• EXERCISE BRIEF
From the entries below, list each line with "تاريخ".

• EXCERPTED RECORDS
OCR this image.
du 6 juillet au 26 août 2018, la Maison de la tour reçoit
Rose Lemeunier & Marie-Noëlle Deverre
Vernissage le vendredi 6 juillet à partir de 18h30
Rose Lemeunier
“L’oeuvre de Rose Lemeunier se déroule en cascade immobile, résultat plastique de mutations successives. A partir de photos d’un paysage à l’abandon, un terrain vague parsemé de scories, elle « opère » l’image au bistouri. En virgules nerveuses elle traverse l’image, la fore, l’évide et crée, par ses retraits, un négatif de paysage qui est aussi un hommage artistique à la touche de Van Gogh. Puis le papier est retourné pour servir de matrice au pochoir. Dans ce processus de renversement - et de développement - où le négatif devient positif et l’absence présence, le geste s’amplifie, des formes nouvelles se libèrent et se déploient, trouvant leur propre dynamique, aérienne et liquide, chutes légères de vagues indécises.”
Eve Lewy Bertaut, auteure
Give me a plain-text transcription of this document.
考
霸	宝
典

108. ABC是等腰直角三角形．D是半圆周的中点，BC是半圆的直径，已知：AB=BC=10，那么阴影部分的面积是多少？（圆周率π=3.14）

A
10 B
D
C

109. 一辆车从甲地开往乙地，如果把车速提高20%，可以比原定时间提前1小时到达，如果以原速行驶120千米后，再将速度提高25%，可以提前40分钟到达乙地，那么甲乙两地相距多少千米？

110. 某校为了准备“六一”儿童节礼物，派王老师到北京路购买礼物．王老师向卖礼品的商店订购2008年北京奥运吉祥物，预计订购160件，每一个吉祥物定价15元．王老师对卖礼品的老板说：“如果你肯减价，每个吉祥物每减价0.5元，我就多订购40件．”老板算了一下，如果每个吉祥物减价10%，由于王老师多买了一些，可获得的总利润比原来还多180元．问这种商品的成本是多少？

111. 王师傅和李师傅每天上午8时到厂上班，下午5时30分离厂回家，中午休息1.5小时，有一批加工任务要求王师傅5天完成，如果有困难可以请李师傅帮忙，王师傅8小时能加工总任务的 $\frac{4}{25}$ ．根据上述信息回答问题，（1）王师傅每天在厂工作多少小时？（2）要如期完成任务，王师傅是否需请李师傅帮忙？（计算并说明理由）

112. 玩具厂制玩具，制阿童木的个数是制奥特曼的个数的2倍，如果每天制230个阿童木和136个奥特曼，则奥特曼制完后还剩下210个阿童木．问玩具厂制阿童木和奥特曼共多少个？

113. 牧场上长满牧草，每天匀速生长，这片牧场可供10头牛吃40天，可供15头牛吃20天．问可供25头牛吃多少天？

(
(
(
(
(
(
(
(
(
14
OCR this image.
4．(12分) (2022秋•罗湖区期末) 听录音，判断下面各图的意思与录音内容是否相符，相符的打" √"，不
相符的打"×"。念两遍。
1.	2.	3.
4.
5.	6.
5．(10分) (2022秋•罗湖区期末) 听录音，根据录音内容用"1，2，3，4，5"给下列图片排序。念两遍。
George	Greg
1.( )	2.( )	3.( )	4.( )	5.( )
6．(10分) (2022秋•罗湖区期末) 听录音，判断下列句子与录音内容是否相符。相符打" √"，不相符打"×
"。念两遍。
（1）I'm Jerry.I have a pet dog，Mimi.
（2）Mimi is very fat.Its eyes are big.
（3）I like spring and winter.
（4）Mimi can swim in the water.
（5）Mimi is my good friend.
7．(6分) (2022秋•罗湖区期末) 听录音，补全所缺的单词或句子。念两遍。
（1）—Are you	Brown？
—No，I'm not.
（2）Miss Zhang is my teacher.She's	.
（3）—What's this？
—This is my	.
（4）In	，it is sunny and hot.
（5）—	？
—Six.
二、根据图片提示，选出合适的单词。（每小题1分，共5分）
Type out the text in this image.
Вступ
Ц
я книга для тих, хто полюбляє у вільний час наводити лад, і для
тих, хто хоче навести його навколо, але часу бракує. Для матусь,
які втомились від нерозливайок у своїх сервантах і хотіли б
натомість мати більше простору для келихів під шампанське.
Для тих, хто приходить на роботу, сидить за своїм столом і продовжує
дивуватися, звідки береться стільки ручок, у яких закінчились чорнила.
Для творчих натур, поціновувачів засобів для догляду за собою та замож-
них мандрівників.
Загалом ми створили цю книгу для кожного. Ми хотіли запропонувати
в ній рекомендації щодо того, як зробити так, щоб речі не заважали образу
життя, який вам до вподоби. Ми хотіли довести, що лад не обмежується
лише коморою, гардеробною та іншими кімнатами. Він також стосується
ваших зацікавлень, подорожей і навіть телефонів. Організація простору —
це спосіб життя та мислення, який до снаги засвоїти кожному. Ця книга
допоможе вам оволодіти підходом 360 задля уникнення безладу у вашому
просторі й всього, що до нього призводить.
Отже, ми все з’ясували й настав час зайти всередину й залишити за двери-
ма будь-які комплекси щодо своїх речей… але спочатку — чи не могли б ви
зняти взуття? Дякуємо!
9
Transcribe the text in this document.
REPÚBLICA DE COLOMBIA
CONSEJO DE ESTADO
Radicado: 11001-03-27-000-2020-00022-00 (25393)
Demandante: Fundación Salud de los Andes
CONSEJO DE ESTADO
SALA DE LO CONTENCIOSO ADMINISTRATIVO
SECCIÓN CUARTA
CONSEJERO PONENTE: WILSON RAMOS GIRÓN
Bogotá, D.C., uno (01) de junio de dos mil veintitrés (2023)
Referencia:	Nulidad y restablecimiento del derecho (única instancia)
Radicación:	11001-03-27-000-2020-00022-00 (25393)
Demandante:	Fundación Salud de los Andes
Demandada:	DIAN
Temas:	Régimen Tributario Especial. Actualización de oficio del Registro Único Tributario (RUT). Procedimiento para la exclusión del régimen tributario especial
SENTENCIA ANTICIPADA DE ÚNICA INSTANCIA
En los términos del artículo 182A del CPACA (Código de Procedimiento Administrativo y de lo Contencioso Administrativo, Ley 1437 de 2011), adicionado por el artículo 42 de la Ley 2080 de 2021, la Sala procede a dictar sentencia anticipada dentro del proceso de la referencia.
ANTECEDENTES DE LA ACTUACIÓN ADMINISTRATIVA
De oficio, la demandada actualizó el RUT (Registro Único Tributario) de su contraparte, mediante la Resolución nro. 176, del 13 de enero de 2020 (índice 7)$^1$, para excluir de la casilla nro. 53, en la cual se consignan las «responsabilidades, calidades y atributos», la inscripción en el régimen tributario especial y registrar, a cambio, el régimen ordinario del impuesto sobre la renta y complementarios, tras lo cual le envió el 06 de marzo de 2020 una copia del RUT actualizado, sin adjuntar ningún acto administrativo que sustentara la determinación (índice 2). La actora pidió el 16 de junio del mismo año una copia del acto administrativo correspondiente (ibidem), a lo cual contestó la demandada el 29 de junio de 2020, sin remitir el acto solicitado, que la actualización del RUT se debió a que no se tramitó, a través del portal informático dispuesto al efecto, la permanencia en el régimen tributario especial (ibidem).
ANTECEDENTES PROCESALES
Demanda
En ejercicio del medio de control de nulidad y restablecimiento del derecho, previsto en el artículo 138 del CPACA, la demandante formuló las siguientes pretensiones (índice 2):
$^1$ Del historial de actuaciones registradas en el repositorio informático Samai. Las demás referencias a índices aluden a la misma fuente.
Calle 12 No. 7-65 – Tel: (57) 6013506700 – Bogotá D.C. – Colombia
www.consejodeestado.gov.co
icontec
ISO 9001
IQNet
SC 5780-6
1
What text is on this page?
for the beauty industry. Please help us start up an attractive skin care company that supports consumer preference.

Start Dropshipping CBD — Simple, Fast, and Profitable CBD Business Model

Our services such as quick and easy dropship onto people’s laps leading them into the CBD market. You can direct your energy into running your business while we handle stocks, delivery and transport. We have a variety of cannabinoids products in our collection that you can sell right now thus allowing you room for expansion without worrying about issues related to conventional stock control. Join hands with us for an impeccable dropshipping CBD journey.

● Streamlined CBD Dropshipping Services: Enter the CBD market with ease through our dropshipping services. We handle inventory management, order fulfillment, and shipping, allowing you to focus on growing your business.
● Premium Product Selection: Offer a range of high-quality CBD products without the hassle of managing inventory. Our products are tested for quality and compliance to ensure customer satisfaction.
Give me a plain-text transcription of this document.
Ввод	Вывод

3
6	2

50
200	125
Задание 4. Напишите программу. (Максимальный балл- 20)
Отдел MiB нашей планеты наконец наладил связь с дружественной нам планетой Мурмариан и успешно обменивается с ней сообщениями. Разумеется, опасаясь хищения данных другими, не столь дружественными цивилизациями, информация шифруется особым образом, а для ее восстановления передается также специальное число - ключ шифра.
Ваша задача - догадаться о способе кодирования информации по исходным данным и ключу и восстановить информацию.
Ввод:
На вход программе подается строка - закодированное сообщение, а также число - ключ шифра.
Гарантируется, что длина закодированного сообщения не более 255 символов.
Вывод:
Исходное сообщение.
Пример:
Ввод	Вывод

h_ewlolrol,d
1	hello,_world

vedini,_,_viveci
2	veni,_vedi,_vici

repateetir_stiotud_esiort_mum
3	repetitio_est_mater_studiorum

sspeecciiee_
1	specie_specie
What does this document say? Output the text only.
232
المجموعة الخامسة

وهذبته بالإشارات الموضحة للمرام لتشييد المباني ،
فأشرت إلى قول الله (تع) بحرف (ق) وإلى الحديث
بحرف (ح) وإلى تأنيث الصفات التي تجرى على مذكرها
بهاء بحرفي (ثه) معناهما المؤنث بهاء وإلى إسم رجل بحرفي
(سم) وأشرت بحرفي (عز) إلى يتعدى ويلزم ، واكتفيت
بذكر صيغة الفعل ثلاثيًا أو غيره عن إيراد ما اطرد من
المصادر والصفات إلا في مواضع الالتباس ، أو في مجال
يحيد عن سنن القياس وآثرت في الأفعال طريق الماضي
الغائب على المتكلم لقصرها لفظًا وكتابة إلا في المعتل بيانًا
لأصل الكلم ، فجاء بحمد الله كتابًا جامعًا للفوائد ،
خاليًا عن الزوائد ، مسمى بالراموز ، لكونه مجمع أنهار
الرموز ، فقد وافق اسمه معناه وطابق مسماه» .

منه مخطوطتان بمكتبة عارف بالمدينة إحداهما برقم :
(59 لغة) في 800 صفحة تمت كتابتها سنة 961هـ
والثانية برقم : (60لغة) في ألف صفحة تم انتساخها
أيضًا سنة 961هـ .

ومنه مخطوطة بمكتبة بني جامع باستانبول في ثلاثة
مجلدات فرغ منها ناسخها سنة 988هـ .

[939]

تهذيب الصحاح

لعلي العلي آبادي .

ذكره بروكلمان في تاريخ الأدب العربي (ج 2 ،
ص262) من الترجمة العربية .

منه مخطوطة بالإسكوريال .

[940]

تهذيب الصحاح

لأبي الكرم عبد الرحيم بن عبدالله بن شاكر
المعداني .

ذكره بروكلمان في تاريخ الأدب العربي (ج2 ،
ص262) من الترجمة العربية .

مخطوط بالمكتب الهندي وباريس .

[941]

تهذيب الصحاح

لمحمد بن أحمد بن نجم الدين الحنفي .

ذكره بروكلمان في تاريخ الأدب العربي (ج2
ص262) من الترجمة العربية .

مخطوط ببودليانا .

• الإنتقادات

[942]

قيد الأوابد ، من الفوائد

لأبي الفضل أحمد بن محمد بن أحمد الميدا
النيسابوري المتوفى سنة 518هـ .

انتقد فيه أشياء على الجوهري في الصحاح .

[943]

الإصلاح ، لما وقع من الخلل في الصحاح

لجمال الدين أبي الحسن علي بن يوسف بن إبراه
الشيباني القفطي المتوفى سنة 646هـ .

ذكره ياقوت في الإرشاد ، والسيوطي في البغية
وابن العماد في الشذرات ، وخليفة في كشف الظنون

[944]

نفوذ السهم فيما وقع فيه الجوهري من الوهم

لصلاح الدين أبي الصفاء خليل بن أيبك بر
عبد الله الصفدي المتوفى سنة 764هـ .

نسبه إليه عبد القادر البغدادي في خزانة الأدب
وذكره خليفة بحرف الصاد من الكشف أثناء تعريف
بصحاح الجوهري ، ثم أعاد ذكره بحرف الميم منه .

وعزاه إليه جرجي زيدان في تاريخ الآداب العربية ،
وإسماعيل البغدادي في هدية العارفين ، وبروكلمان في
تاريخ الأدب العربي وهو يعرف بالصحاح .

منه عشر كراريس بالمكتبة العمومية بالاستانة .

• RESPONSE TO THIS TASK
ذكره بروكلمان في تاريخ الأدب العربي (ج 2 ،
ذكره بروكلمان في تاريخ الأدب العربي (ج2 ،
ذكره بروكلمان في تاريخ الأدب العربي (ج2
وعزاه إليه جرجي زيدان في تاريخ الآداب العربية ،
تاريخ الأدب العربي وهو يعرف بالصحاح .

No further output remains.